● The input:
· · · · · · ·

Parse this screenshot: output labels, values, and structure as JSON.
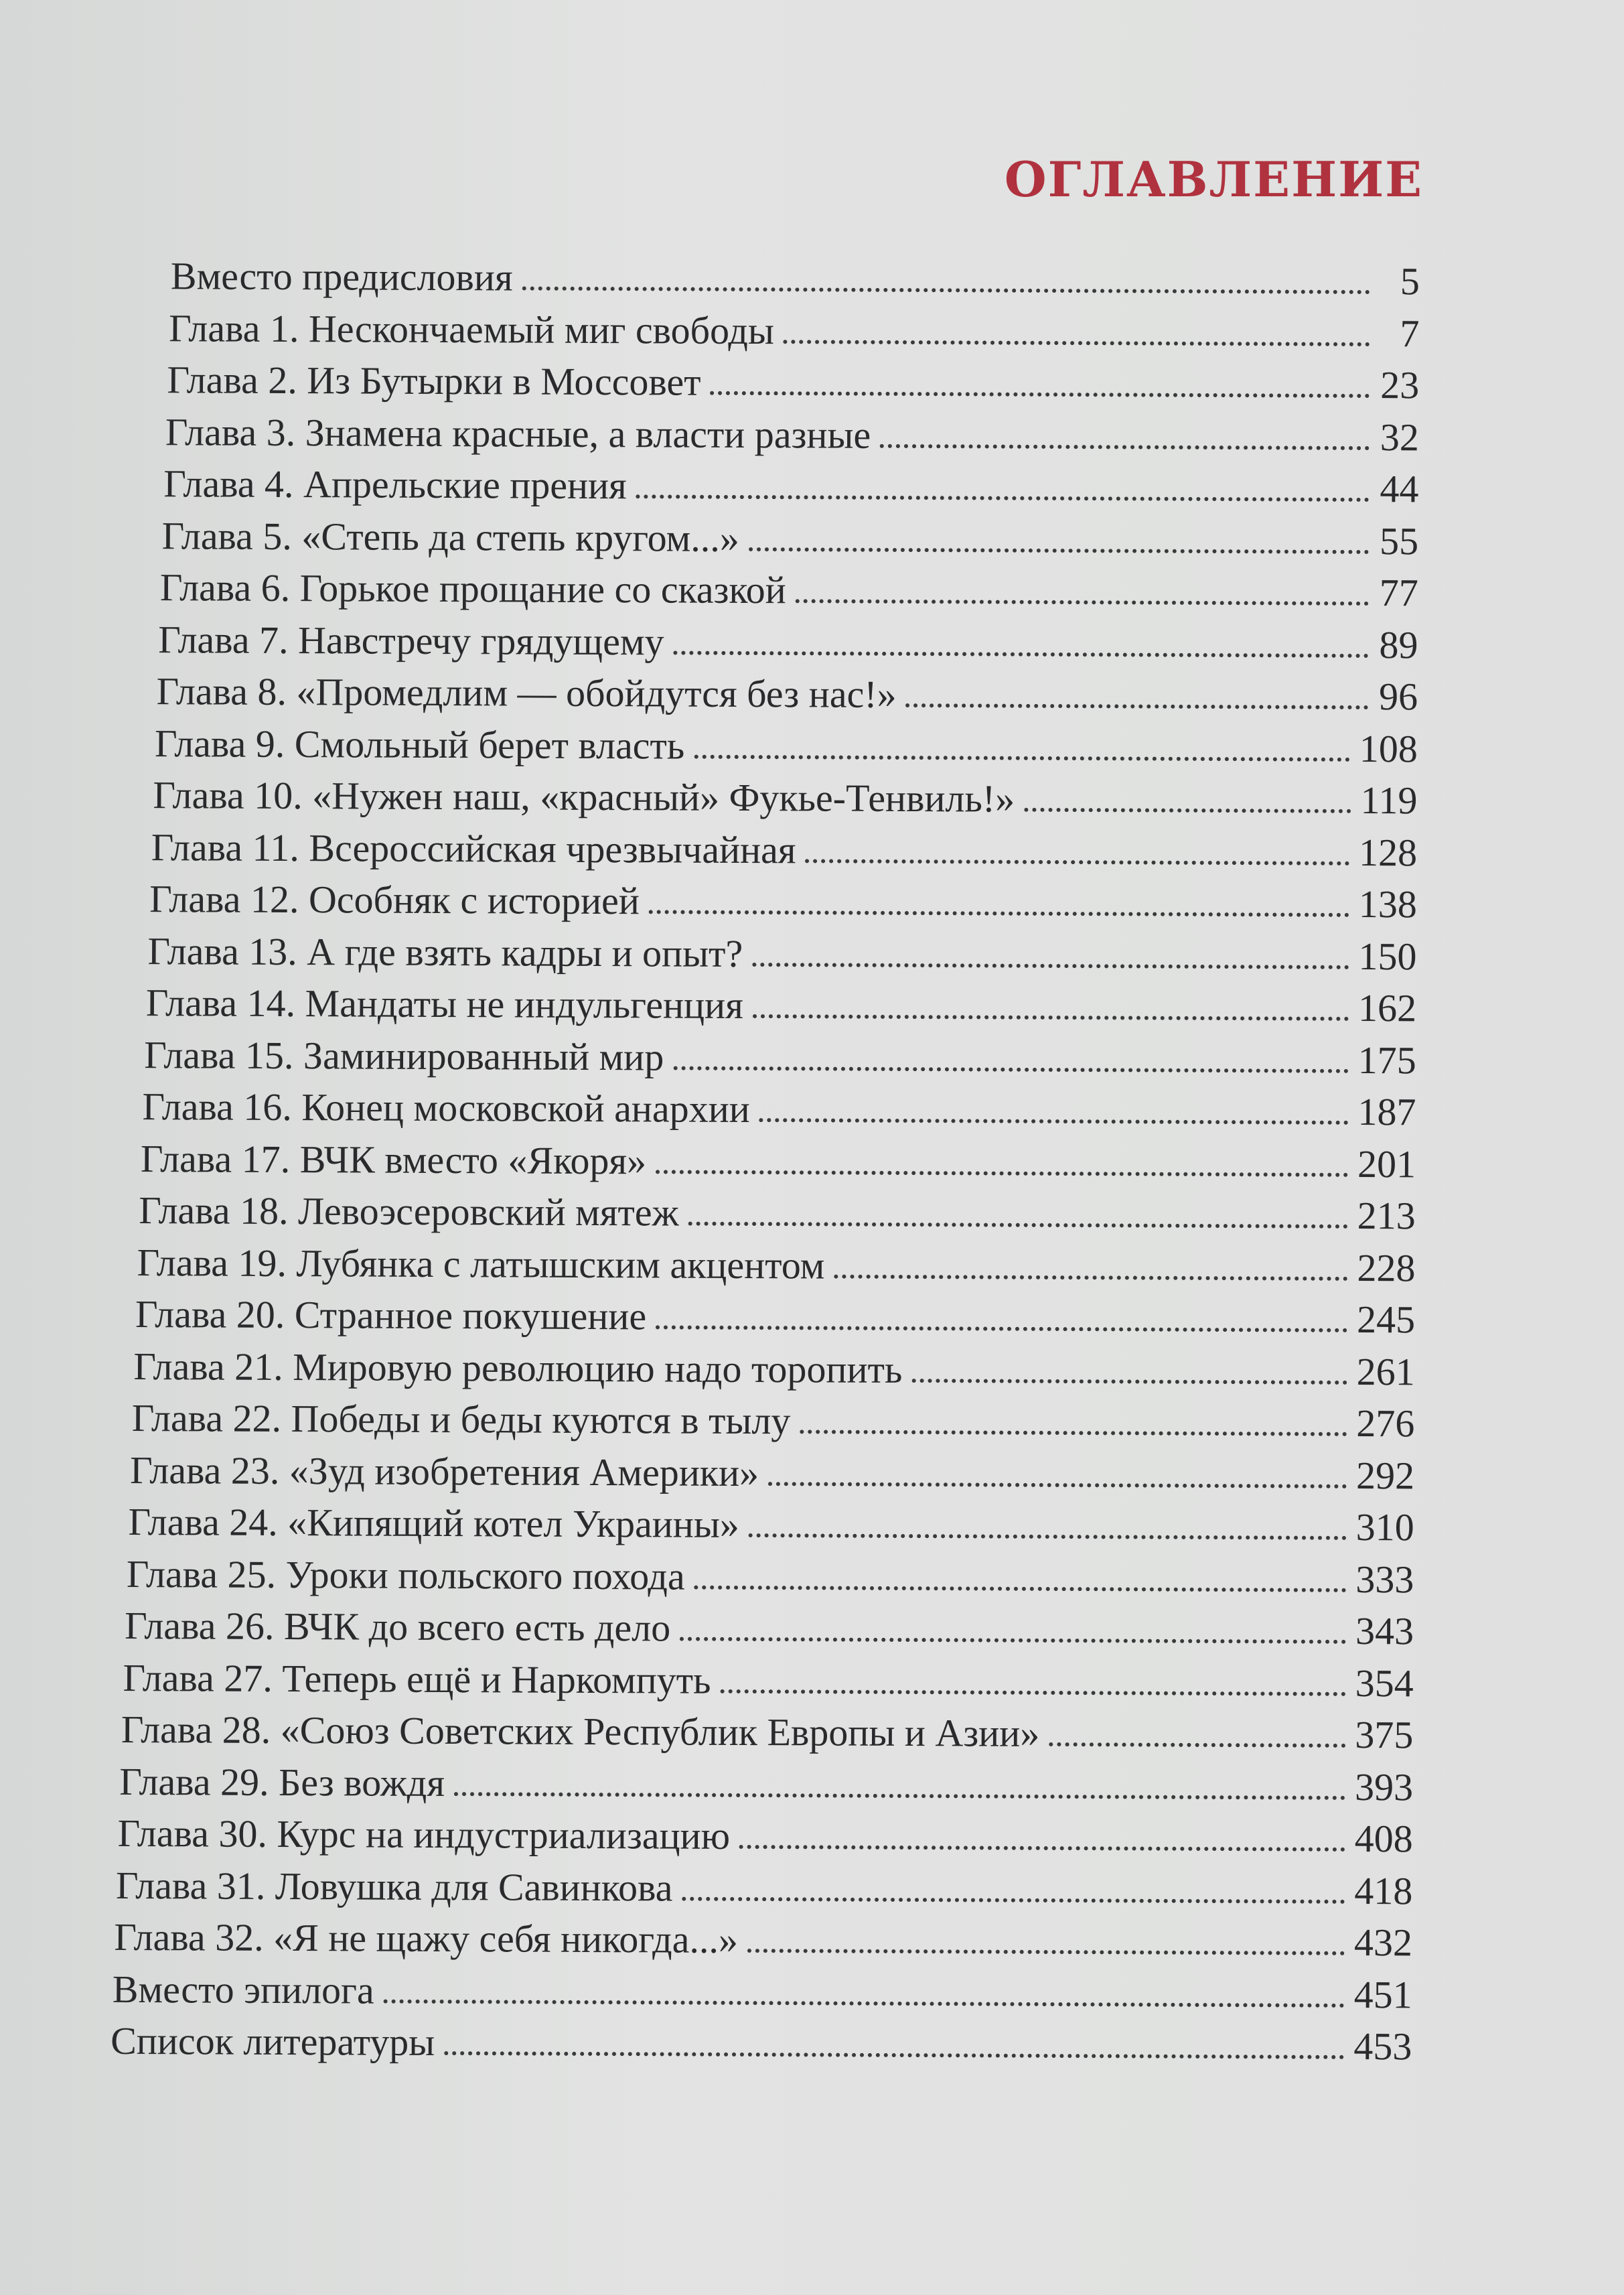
{
  "heading": "ОГЛАВЛЕНИЕ",
  "accent_color": "#b0323f",
  "entries": [
    {
      "title": "Вместо предисловия",
      "page": "5"
    },
    {
      "title": "Глава 1. Нескончаемый миг свободы",
      "page": "7"
    },
    {
      "title": "Глава 2. Из Бутырки в Моссовет",
      "page": "23"
    },
    {
      "title": "Глава 3. Знамена красные, а власти разные",
      "page": "32"
    },
    {
      "title": "Глава 4. Апрельские прения",
      "page": "44"
    },
    {
      "title": "Глава 5. «Степь да степь кругом...»",
      "page": "55"
    },
    {
      "title": "Глава 6. Горькое прощание со сказкой",
      "page": "77"
    },
    {
      "title": "Глава 7. Навстречу грядущему",
      "page": "89"
    },
    {
      "title": "Глава 8. «Промедлим — обойдутся без нас!»",
      "page": "96"
    },
    {
      "title": "Глава 9. Смольный берет власть",
      "page": "108"
    },
    {
      "title": "Глава 10. «Нужен наш, «красный» Фукье-Тенвиль!»",
      "page": "119"
    },
    {
      "title": "Глава 11. Всероссийская чрезвычайная",
      "page": "128"
    },
    {
      "title": "Глава 12. Особняк с историей",
      "page": "138"
    },
    {
      "title": "Глава 13. А где взять кадры и опыт?",
      "page": "150"
    },
    {
      "title": "Глава 14. Мандаты не индульгенция",
      "page": "162"
    },
    {
      "title": "Глава 15. Заминированный мир",
      "page": "175"
    },
    {
      "title": "Глава 16. Конец московской анархии",
      "page": "187"
    },
    {
      "title": "Глава 17. ВЧК вместо «Якоря»",
      "page": "201"
    },
    {
      "title": "Глава 18. Левоэсеровский мятеж",
      "page": "213"
    },
    {
      "title": "Глава 19. Лубянка с латышским акцентом",
      "page": "228"
    },
    {
      "title": "Глава 20. Странное покушение",
      "page": "245"
    },
    {
      "title": "Глава 21. Мировую революцию надо торопить",
      "page": "261"
    },
    {
      "title": "Глава 22. Победы и беды куются в тылу",
      "page": "276"
    },
    {
      "title": "Глава 23. «Зуд изобретения Америки»",
      "page": "292"
    },
    {
      "title": "Глава 24. «Кипящий котел Украины»",
      "page": "310"
    },
    {
      "title": "Глава 25. Уроки польского похода",
      "page": "333"
    },
    {
      "title": "Глава 26. ВЧК до всего есть дело",
      "page": "343"
    },
    {
      "title": "Глава 27. Теперь ещё и Наркомпуть",
      "page": "354"
    },
    {
      "title": "Глава 28. «Союз Советских Республик Европы и Азии»",
      "page": "375"
    },
    {
      "title": "Глава 29. Без вождя",
      "page": "393"
    },
    {
      "title": "Глава 30. Курс на индустриализацию",
      "page": "408"
    },
    {
      "title": "Глава 31. Ловушка для Савинкова",
      "page": "418"
    },
    {
      "title": "Глава 32. «Я не щажу себя никогда...»",
      "page": "432"
    },
    {
      "title": "Вместо эпилога",
      "page": "451"
    },
    {
      "title": "Список литературы",
      "page": "453"
    }
  ]
}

· · · · · · ·

Omit each picture, then return all of the listing exactly as it stands.

● Solution for this exercise:
Parse this screenshot: output labels, values, and structure as JSON.
{
  "heading": "ОГЛАВЛЕНИЕ",
  "accent_color": "#b0323f",
  "entries": [
    {
      "title": "Вместо предисловия",
      "page": "5"
    },
    {
      "title": "Глава 1. Нескончаемый миг свободы",
      "page": "7"
    },
    {
      "title": "Глава 2. Из Бутырки в Моссовет",
      "page": "23"
    },
    {
      "title": "Глава 3. Знамена красные, а власти разные",
      "page": "32"
    },
    {
      "title": "Глава 4. Апрельские прения",
      "page": "44"
    },
    {
      "title": "Глава 5. «Степь да степь кругом...»",
      "page": "55"
    },
    {
      "title": "Глава 6. Горькое прощание со сказкой",
      "page": "77"
    },
    {
      "title": "Глава 7. Навстречу грядущему",
      "page": "89"
    },
    {
      "title": "Глава 8. «Промедлим — обойдутся без нас!»",
      "page": "96"
    },
    {
      "title": "Глава 9. Смольный берет власть",
      "page": "108"
    },
    {
      "title": "Глава 10. «Нужен наш, «красный» Фукье-Тенвиль!»",
      "page": "119"
    },
    {
      "title": "Глава 11. Всероссийская чрезвычайная",
      "page": "128"
    },
    {
      "title": "Глава 12. Особняк с историей",
      "page": "138"
    },
    {
      "title": "Глава 13. А где взять кадры и опыт?",
      "page": "150"
    },
    {
      "title": "Глава 14. Мандаты не индульгенция",
      "page": "162"
    },
    {
      "title": "Глава 15. Заминированный мир",
      "page": "175"
    },
    {
      "title": "Глава 16. Конец московской анархии",
      "page": "187"
    },
    {
      "title": "Глава 17. ВЧК вместо «Якоря»",
      "page": "201"
    },
    {
      "title": "Глава 18. Левоэсеровский мятеж",
      "page": "213"
    },
    {
      "title": "Глава 19. Лубянка с латышским акцентом",
      "page": "228"
    },
    {
      "title": "Глава 20. Странное покушение",
      "page": "245"
    },
    {
      "title": "Глава 21. Мировую революцию надо торопить",
      "page": "261"
    },
    {
      "title": "Глава 22. Победы и беды куются в тылу",
      "page": "276"
    },
    {
      "title": "Глава 23. «Зуд изобретения Америки»",
      "page": "292"
    },
    {
      "title": "Глава 24. «Кипящий котел Украины»",
      "page": "310"
    },
    {
      "title": "Глава 25. Уроки польского похода",
      "page": "333"
    },
    {
      "title": "Глава 26. ВЧК до всего есть дело",
      "page": "343"
    },
    {
      "title": "Глава 27. Теперь ещё и Наркомпуть",
      "page": "354"
    },
    {
      "title": "Глава 28. «Союз Советских Республик Европы и Азии»",
      "page": "375"
    },
    {
      "title": "Глава 29. Без вождя",
      "page": "393"
    },
    {
      "title": "Глава 30. Курс на индустриализацию",
      "page": "408"
    },
    {
      "title": "Глава 31. Ловушка для Савинкова",
      "page": "418"
    },
    {
      "title": "Глава 32. «Я не щажу себя никогда...»",
      "page": "432"
    },
    {
      "title": "Вместо эпилога",
      "page": "451"
    },
    {
      "title": "Список литературы",
      "page": "453"
    }
  ]
}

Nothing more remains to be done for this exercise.